Dataset entries
## Begin
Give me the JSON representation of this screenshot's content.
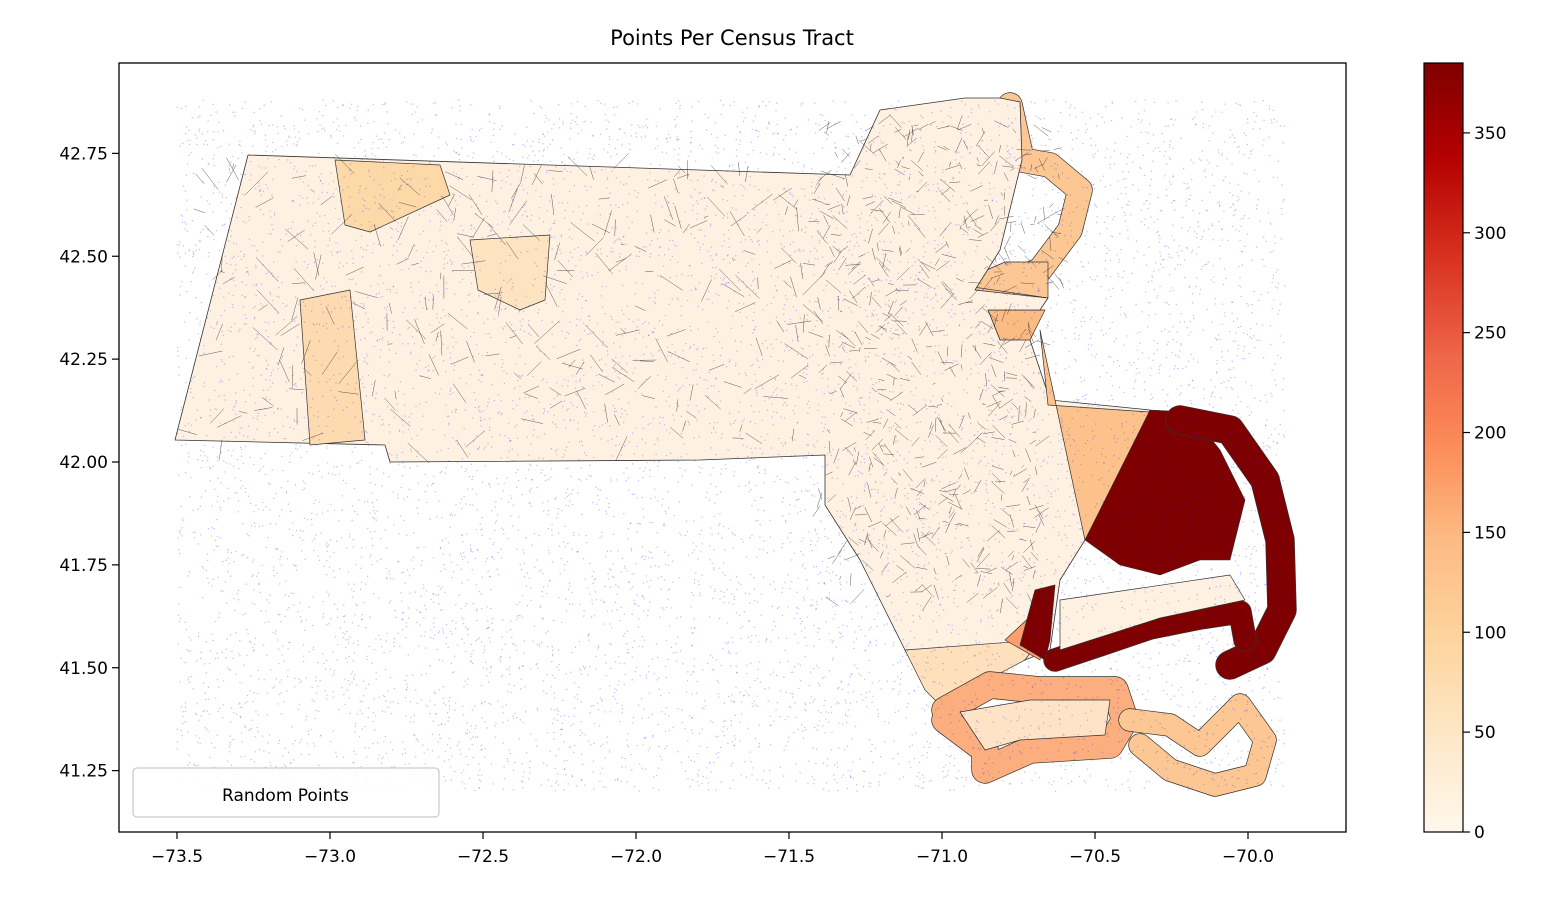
{
  "chart_data": {
    "type": "choropleth",
    "title": "Points Per Census Tract",
    "xlim": [
      -73.69,
      -69.68
    ],
    "ylim": [
      41.1,
      42.97
    ],
    "x_ticks": [
      "−73.5",
      "−73.0",
      "−72.5",
      "−72.0",
      "−71.5",
      "−71.0",
      "−70.5",
      "−70.0"
    ],
    "x_tick_values": [
      -73.5,
      -73.0,
      -72.5,
      -72.0,
      -71.5,
      -71.0,
      -70.5,
      -70.0
    ],
    "y_ticks": [
      "41.25",
      "41.50",
      "41.75",
      "42.00",
      "42.25",
      "42.50",
      "42.75"
    ],
    "y_tick_values": [
      41.25,
      41.5,
      41.75,
      42.0,
      42.25,
      42.5,
      42.75
    ],
    "legend": {
      "entries": [
        "Random Points"
      ],
      "placement": "lower-left"
    },
    "points_color": "#0000ff",
    "colorbar": {
      "colormap": "OrRd",
      "range": [
        0,
        385
      ],
      "ticks": [
        "0",
        "50",
        "100",
        "150",
        "200",
        "250",
        "300",
        "350"
      ],
      "tick_values": [
        0,
        50,
        100,
        150,
        200,
        250,
        300,
        350
      ]
    },
    "grid": false
  }
}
## End
> TASK BRIEF
Every line should be retyped exactly, with the pictures omitted.

> SOLUTION FOR THIS TASK
Give me the JSON representation of this screenshot's content.
{
  "chart_data": {
    "type": "choropleth",
    "title": "Points Per Census Tract",
    "xlim": [
      -73.69,
      -69.68
    ],
    "ylim": [
      41.1,
      42.97
    ],
    "x_ticks": [
      "−73.5",
      "−73.0",
      "−72.5",
      "−72.0",
      "−71.5",
      "−71.0",
      "−70.5",
      "−70.0"
    ],
    "x_tick_values": [
      -73.5,
      -73.0,
      -72.5,
      -72.0,
      -71.5,
      -71.0,
      -70.5,
      -70.0
    ],
    "y_ticks": [
      "41.25",
      "41.50",
      "41.75",
      "42.00",
      "42.25",
      "42.50",
      "42.75"
    ],
    "y_tick_values": [
      41.25,
      41.5,
      41.75,
      42.0,
      42.25,
      42.5,
      42.75
    ],
    "legend": {
      "entries": [
        "Random Points"
      ],
      "placement": "lower-left"
    },
    "points_color": "#0000ff",
    "colorbar": {
      "colormap": "OrRd",
      "range": [
        0,
        385
      ],
      "ticks": [
        "0",
        "50",
        "100",
        "150",
        "200",
        "250",
        "300",
        "350"
      ],
      "tick_values": [
        0,
        50,
        100,
        150,
        200,
        250,
        300,
        350
      ]
    },
    "grid": false
  }
}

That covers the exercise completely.